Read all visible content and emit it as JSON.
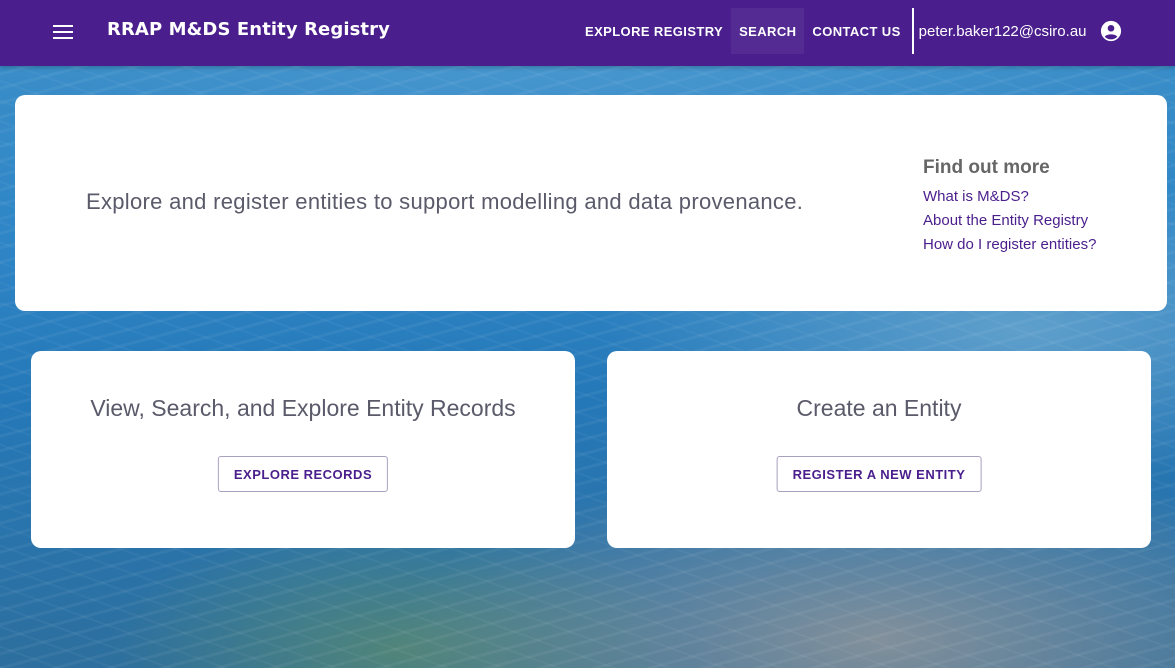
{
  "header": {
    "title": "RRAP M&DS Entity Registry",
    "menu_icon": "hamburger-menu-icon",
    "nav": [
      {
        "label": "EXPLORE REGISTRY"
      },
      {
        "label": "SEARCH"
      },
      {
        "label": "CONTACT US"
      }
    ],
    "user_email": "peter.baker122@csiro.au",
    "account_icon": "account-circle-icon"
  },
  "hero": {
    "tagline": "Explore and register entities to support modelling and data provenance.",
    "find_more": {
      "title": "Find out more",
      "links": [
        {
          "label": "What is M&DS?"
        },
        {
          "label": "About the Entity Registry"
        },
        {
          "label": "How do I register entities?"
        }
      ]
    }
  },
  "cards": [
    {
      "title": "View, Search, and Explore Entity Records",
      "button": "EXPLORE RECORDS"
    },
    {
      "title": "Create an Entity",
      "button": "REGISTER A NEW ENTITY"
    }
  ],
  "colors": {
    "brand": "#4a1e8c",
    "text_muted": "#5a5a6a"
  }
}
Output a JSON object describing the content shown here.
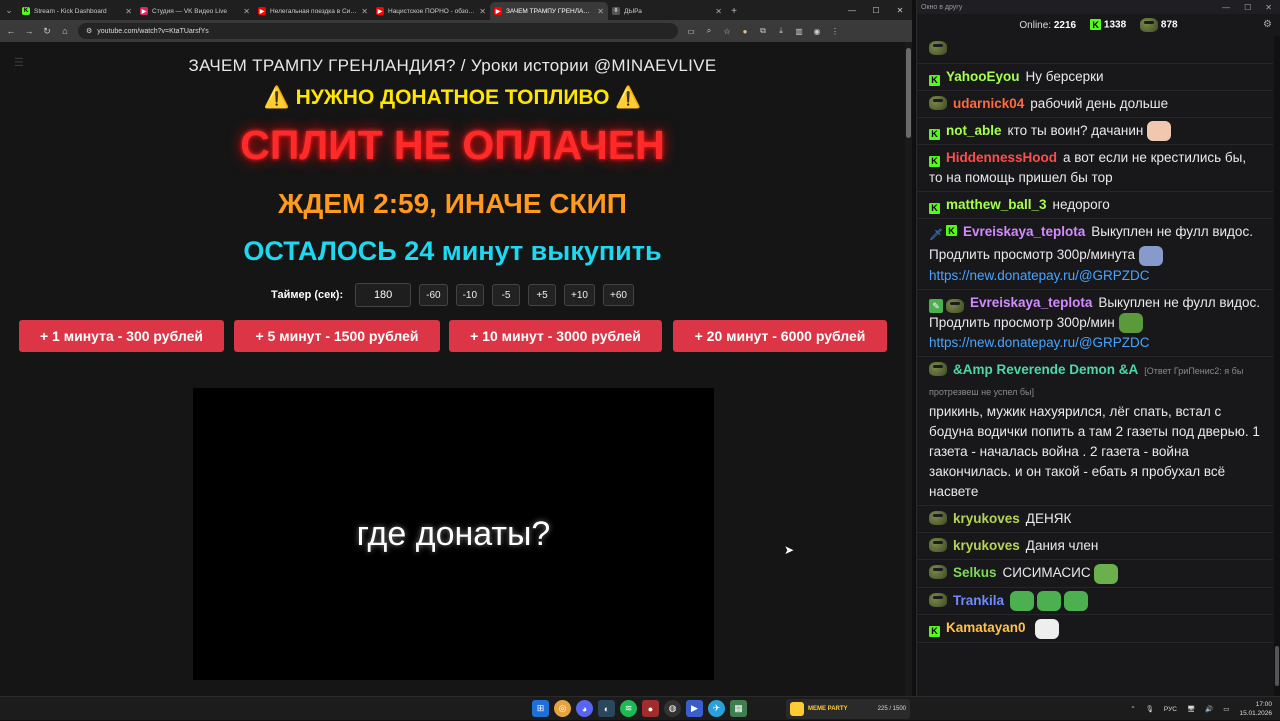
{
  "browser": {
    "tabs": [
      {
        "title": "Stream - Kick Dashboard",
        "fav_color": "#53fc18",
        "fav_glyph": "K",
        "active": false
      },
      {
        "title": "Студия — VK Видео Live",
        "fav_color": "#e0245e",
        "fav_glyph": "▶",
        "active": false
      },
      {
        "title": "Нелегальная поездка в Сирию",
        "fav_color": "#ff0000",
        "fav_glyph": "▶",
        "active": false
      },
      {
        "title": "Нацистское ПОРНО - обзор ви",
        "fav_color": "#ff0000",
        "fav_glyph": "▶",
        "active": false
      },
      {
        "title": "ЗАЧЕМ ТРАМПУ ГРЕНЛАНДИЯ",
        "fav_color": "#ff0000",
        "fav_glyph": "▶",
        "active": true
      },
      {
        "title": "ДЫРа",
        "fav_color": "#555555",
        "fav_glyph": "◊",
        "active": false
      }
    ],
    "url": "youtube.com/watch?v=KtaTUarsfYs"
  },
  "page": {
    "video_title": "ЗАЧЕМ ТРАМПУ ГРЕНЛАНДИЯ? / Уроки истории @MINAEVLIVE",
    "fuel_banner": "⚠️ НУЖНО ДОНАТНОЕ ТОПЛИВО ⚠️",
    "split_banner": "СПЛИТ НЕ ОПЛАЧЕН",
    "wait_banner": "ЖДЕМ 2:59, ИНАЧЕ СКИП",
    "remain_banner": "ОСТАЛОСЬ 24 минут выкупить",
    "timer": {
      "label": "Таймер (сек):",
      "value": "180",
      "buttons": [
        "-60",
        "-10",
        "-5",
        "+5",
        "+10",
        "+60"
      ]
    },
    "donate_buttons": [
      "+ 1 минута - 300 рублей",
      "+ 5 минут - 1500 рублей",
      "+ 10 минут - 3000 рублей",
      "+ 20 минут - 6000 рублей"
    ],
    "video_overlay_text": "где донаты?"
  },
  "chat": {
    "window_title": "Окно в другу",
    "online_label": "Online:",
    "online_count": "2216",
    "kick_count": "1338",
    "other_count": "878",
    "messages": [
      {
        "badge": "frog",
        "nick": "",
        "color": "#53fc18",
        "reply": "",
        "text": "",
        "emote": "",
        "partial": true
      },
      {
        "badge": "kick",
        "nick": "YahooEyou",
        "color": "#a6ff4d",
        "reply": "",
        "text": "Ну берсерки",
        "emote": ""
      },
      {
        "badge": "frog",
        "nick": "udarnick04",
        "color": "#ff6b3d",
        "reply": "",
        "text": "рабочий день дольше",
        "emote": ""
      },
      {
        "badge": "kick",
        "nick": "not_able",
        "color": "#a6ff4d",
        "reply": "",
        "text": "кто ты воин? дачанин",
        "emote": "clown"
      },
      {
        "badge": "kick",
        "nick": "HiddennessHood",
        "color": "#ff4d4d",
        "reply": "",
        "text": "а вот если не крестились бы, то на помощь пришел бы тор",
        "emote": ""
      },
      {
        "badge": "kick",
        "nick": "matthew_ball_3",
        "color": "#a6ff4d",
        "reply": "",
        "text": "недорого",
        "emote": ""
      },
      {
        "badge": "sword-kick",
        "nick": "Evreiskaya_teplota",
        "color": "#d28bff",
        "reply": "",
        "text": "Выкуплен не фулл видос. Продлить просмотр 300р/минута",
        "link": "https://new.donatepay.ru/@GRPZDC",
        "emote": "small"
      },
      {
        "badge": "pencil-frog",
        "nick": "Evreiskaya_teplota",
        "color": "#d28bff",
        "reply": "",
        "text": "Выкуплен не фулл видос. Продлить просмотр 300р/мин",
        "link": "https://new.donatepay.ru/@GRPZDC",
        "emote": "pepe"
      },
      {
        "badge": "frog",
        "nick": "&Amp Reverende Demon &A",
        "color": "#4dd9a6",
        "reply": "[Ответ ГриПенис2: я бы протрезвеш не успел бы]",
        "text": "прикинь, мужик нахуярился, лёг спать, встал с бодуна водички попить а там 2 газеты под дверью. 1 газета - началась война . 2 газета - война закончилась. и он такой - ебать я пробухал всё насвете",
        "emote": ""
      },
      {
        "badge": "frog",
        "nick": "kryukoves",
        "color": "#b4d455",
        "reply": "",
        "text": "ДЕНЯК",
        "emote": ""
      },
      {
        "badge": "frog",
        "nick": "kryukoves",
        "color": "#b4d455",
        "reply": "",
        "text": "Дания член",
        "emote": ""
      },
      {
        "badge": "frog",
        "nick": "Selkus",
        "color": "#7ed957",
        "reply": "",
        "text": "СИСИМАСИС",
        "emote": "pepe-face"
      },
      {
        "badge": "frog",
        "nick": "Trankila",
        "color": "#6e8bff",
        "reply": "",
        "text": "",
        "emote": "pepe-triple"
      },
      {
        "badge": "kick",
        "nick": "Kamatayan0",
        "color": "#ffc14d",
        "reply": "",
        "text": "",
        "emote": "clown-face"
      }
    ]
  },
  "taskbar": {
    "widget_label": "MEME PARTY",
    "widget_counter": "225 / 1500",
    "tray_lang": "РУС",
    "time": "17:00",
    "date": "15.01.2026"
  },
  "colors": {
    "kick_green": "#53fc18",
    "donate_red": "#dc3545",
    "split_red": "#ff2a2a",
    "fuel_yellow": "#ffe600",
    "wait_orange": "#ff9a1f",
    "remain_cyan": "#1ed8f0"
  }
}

◇ ◇ ◇ ◇ ◇

**GOAL OF THE EXERCISE:** Write out every entry again word for word, without any of the pictures.

**RESULT:**
Read all visible content and emit it as JSON.
{
  "header": {
    "title": "RRAP M&DS Entity Registry",
    "menu_icon": "hamburger-menu-icon",
    "nav": [
      {
        "label": "EXPLORE REGISTRY"
      },
      {
        "label": "SEARCH"
      },
      {
        "label": "CONTACT US"
      }
    ],
    "user_email": "peter.baker122@csiro.au",
    "account_icon": "account-circle-icon"
  },
  "hero": {
    "tagline": "Explore and register entities to support modelling and data provenance.",
    "find_more": {
      "title": "Find out more",
      "links": [
        {
          "label": "What is M&DS?"
        },
        {
          "label": "About the Entity Registry"
        },
        {
          "label": "How do I register entities?"
        }
      ]
    }
  },
  "cards": [
    {
      "title": "View, Search, and Explore Entity Records",
      "button": "EXPLORE RECORDS"
    },
    {
      "title": "Create an Entity",
      "button": "REGISTER A NEW ENTITY"
    }
  ],
  "colors": {
    "brand": "#4a1e8c",
    "text_muted": "#5a5a6a"
  }
}
Output a JSON object describing the content shown here.
{
  "browser": {
    "tabs": [
      {
        "title": "Stream - Kick Dashboard",
        "fav_color": "#53fc18",
        "fav_glyph": "K",
        "active": false
      },
      {
        "title": "Студия — VK Видео Live",
        "fav_color": "#e0245e",
        "fav_glyph": "▶",
        "active": false
      },
      {
        "title": "Нелегальная поездка в Сирию",
        "fav_color": "#ff0000",
        "fav_glyph": "▶",
        "active": false
      },
      {
        "title": "Нацистское ПОРНО - обзор ви",
        "fav_color": "#ff0000",
        "fav_glyph": "▶",
        "active": false
      },
      {
        "title": "ЗАЧЕМ ТРАМПУ ГРЕНЛАНДИЯ",
        "fav_color": "#ff0000",
        "fav_glyph": "▶",
        "active": true
      },
      {
        "title": "ДЫРа",
        "fav_color": "#555555",
        "fav_glyph": "◊",
        "active": false
      }
    ],
    "url": "youtube.com/watch?v=KtaTUarsfYs"
  },
  "page": {
    "video_title": "ЗАЧЕМ ТРАМПУ ГРЕНЛАНДИЯ? / Уроки истории @MINAEVLIVE",
    "fuel_banner": "⚠️ НУЖНО ДОНАТНОЕ ТОПЛИВО ⚠️",
    "split_banner": "СПЛИТ НЕ ОПЛАЧЕН",
    "wait_banner": "ЖДЕМ 2:59, ИНАЧЕ СКИП",
    "remain_banner": "ОСТАЛОСЬ 24 минут выкупить",
    "timer": {
      "label": "Таймер (сек):",
      "value": "180",
      "buttons": [
        "-60",
        "-10",
        "-5",
        "+5",
        "+10",
        "+60"
      ]
    },
    "donate_buttons": [
      "+ 1 минута - 300 рублей",
      "+ 5 минут - 1500 рублей",
      "+ 10 минут - 3000 рублей",
      "+ 20 минут - 6000 рублей"
    ],
    "video_overlay_text": "где донаты?"
  },
  "chat": {
    "window_title": "Окно в другу",
    "online_label": "Online:",
    "online_count": "2216",
    "kick_count": "1338",
    "other_count": "878",
    "messages": [
      {
        "badge": "frog",
        "nick": "",
        "color": "#53fc18",
        "reply": "",
        "text": "",
        "emote": "",
        "partial": true
      },
      {
        "badge": "kick",
        "nick": "YahooEyou",
        "color": "#a6ff4d",
        "reply": "",
        "text": "Ну берсерки",
        "emote": ""
      },
      {
        "badge": "frog",
        "nick": "udarnick04",
        "color": "#ff6b3d",
        "reply": "",
        "text": "рабочий день дольше",
        "emote": ""
      },
      {
        "badge": "kick",
        "nick": "not_able",
        "color": "#a6ff4d",
        "reply": "",
        "text": "кто ты воин? дачанин",
        "emote": "clown"
      },
      {
        "badge": "kick",
        "nick": "HiddennessHood",
        "color": "#ff4d4d",
        "reply": "",
        "text": "а вот если не крестились бы, то на помощь пришел бы тор",
        "emote": ""
      },
      {
        "badge": "kick",
        "nick": "matthew_ball_3",
        "color": "#a6ff4d",
        "reply": "",
        "text": "недорого",
        "emote": ""
      },
      {
        "badge": "sword-kick",
        "nick": "Evreiskaya_teplota",
        "color": "#d28bff",
        "reply": "",
        "text": "Выкуплен не фулл видос. Продлить просмотр 300р/минута",
        "link": "https://new.donatepay.ru/@GRPZDC",
        "emote": "small"
      },
      {
        "badge": "pencil-frog",
        "nick": "Evreiskaya_teplota",
        "color": "#d28bff",
        "reply": "",
        "text": "Выкуплен не фулл видос. Продлить просмотр 300р/мин",
        "link": "https://new.donatepay.ru/@GRPZDC",
        "emote": "pepe"
      },
      {
        "badge": "frog",
        "nick": "&Amp Reverende Demon &A",
        "color": "#4dd9a6",
        "reply": "[Ответ ГриПенис2: я бы протрезвеш не успел бы]",
        "text": "прикинь, мужик нахуярился, лёг спать, встал с бодуна водички попить а там 2 газеты под дверью. 1 газета - началась война . 2 газета - война закончилась. и он такой - ебать я пробухал всё насвете",
        "emote": ""
      },
      {
        "badge": "frog",
        "nick": "kryukoves",
        "color": "#b4d455",
        "reply": "",
        "text": "ДЕНЯК",
        "emote": ""
      },
      {
        "badge": "frog",
        "nick": "kryukoves",
        "color": "#b4d455",
        "reply": "",
        "text": "Дания член",
        "emote": ""
      },
      {
        "badge": "frog",
        "nick": "Selkus",
        "color": "#7ed957",
        "reply": "",
        "text": "СИСИМАСИС",
        "emote": "pepe-face"
      },
      {
        "badge": "frog",
        "nick": "Trankila",
        "color": "#6e8bff",
        "reply": "",
        "text": "",
        "emote": "pepe-triple"
      },
      {
        "badge": "kick",
        "nick": "Kamatayan0",
        "color": "#ffc14d",
        "reply": "",
        "text": "",
        "emote": "clown-face"
      }
    ]
  },
  "taskbar": {
    "widget_label": "MEME PARTY",
    "widget_counter": "225 / 1500",
    "tray_lang": "РУС",
    "time": "17:00",
    "date": "15.01.2026"
  },
  "colors": {
    "kick_green": "#53fc18",
    "donate_red": "#dc3545",
    "split_red": "#ff2a2a",
    "fuel_yellow": "#ffe600",
    "wait_orange": "#ff9a1f",
    "remain_cyan": "#1ed8f0"
  }
}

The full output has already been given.